Aim of the exercise: You are to retype all of the data exactly as it appears.

Data excerpts:
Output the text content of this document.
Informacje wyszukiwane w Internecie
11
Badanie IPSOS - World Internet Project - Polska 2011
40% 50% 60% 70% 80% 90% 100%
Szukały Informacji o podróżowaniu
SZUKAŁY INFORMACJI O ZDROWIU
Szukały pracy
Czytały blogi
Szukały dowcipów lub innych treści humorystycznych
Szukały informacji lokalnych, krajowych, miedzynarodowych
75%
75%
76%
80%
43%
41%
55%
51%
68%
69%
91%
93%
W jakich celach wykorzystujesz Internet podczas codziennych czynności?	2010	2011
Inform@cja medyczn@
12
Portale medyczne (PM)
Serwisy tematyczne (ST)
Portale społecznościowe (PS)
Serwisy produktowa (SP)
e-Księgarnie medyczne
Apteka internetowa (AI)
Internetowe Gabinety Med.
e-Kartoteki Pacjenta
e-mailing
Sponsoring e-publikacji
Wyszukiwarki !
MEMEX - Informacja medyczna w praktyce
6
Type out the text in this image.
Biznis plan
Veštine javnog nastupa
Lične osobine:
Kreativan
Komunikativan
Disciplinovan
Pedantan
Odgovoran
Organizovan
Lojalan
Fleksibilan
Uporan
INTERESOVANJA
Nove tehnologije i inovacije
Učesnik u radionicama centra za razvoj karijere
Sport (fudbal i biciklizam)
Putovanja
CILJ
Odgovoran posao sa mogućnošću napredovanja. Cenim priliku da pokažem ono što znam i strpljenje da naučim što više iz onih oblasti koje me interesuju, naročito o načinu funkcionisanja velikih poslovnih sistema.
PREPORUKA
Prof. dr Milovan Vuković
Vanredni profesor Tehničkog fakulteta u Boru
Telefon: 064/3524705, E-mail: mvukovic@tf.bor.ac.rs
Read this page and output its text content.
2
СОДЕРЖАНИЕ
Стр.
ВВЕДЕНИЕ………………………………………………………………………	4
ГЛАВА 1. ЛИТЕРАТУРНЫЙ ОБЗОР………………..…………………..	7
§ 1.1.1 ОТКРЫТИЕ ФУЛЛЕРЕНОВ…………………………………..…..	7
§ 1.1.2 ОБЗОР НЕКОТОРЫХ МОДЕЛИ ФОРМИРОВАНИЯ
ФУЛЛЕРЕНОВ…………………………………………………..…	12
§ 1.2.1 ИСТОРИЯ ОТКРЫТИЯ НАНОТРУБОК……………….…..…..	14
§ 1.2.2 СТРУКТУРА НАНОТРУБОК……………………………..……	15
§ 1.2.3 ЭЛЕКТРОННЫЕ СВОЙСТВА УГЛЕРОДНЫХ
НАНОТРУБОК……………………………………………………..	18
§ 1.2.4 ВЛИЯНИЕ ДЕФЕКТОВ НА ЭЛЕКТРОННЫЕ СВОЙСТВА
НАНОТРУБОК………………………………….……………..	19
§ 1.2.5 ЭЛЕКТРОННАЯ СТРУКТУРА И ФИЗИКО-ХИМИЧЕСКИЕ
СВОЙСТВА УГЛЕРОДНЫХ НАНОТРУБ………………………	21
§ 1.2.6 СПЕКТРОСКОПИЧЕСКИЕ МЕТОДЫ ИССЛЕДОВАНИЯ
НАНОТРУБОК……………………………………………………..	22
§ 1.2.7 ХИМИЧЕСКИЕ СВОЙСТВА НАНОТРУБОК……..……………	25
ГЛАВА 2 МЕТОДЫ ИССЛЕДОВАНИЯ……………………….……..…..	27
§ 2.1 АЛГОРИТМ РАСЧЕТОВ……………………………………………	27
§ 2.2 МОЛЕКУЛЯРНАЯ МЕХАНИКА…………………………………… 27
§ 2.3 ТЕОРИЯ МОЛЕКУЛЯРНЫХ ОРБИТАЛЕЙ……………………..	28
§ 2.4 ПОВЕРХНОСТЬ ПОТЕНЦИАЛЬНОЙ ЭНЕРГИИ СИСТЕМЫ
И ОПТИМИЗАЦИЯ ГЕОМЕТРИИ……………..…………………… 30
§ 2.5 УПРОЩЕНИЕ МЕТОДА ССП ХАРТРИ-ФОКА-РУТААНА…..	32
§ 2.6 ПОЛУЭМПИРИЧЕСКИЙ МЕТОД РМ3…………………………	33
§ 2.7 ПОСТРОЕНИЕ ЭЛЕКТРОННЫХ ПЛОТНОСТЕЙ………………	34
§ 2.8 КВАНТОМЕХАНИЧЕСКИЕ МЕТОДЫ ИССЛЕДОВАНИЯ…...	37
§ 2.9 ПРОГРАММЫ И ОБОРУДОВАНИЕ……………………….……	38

The reply:
Output the text content of this document.
Informacje wyszukiwane w Internecie
11
Badanie IPSOS - World Internet Project - Polska 2011
40% 50% 60% 70% 80% 90% 100%
Szukały Informacji o podróżowaniu
SZUKAŁY INFORMACJI O ZDROWIU
Szukały pracy
Czytały blogi
Szukały dowcipów lub innych treści humorystycznych
Szukały informacji lokalnych, krajowych, miedzynarodowych
75%
75%
76%
80%
43%
41%
55%
51%
68%
69%
91%
93%
W jakich celach wykorzystujesz Internet podczas codziennych czynności?	2010	2011
Inform@cja medyczn@
12
Portale medyczne (PM)
Serwisy tematyczne (ST)
Portale społecznościowe (PS)
Serwisy produktowa (SP)
e-Księgarnie medyczne
Apteka internetowa (AI)
Internetowe Gabinety Med.
e-Kartoteki Pacjenta
e-mailing
Sponsoring e-publikacji
Wyszukiwarki !
MEMEX - Informacja medyczna w praktyce
6
Type out the text in this image.
Biznis plan
Veštine javnog nastupa
Lične osobine:
Kreativan
Komunikativan
Disciplinovan
Pedantan
Odgovoran
Organizovan
Lojalan
Fleksibilan
Uporan
INTERESOVANJA
Nove tehnologije i inovacije
Učesnik u radionicama centra za razvoj karijere
Sport (fudbal i biciklizam)
Putovanja
CILJ
Odgovoran posao sa mogućnošću napredovanja. Cenim priliku da pokažem ono što znam i strpljenje da naučim što više iz onih oblasti koje me interesuju, naročito o načinu funkcionisanja velikih poslovnih sistema.
PREPORUKA
Prof. dr Milovan Vuković
Vanredni profesor Tehničkog fakulteta u Boru
Telefon: 064/3524705, E-mail: mvukovic@tf.bor.ac.rs
Read this page and output its text content.
2
СОДЕРЖАНИЕ
Стр.
ВВЕДЕНИЕ………………………………………………………………………	4
ГЛАВА 1. ЛИТЕРАТУРНЫЙ ОБЗОР………………..…………………..	7
§ 1.1.1 ОТКРЫТИЕ ФУЛЛЕРЕНОВ…………………………………..…..	7
§ 1.1.2 ОБЗОР НЕКОТОРЫХ МОДЕЛИ ФОРМИРОВАНИЯ
ФУЛЛЕРЕНОВ…………………………………………………..…	12
§ 1.2.1 ИСТОРИЯ ОТКРЫТИЯ НАНОТРУБОК……………….…..…..	14
§ 1.2.2 СТРУКТУРА НАНОТРУБОК……………………………..……	15
§ 1.2.3 ЭЛЕКТРОННЫЕ СВОЙСТВА УГЛЕРОДНЫХ
НАНОТРУБОК……………………………………………………..	18
§ 1.2.4 ВЛИЯНИЕ ДЕФЕКТОВ НА ЭЛЕКТРОННЫЕ СВОЙСТВА
НАНОТРУБОК………………………………….……………..	19
§ 1.2.5 ЭЛЕКТРОННАЯ СТРУКТУРА И ФИЗИКО-ХИМИЧЕСКИЕ
СВОЙСТВА УГЛЕРОДНЫХ НАНОТРУБ………………………	21
§ 1.2.6 СПЕКТРОСКОПИЧЕСКИЕ МЕТОДЫ ИССЛЕДОВАНИЯ
НАНОТРУБОК……………………………………………………..	22
§ 1.2.7 ХИМИЧЕСКИЕ СВОЙСТВА НАНОТРУБОК……..……………	25
ГЛАВА 2 МЕТОДЫ ИССЛЕДОВАНИЯ……………………….……..…..	27
§ 2.1 АЛГОРИТМ РАСЧЕТОВ……………………………………………	27
§ 2.2 МОЛЕКУЛЯРНАЯ МЕХАНИКА…………………………………… 27
§ 2.3 ТЕОРИЯ МОЛЕКУЛЯРНЫХ ОРБИТАЛЕЙ……………………..	28
§ 2.4 ПОВЕРХНОСТЬ ПОТЕНЦИАЛЬНОЙ ЭНЕРГИИ СИСТЕМЫ
И ОПТИМИЗАЦИЯ ГЕОМЕТРИИ……………..…………………… 30
§ 2.5 УПРОЩЕНИЕ МЕТОДА ССП ХАРТРИ-ФОКА-РУТААНА…..	32
§ 2.6 ПОЛУЭМПИРИЧЕСКИЙ МЕТОД РМ3…………………………	33
§ 2.7 ПОСТРОЕНИЕ ЭЛЕКТРОННЫХ ПЛОТНОСТЕЙ………………	34
§ 2.8 КВАНТОМЕХАНИЧЕСКИЕ МЕТОДЫ ИССЛЕДОВАНИЯ…...	37
§ 2.9 ПРОГРАММЫ И ОБОРУДОВАНИЕ……………………….……	38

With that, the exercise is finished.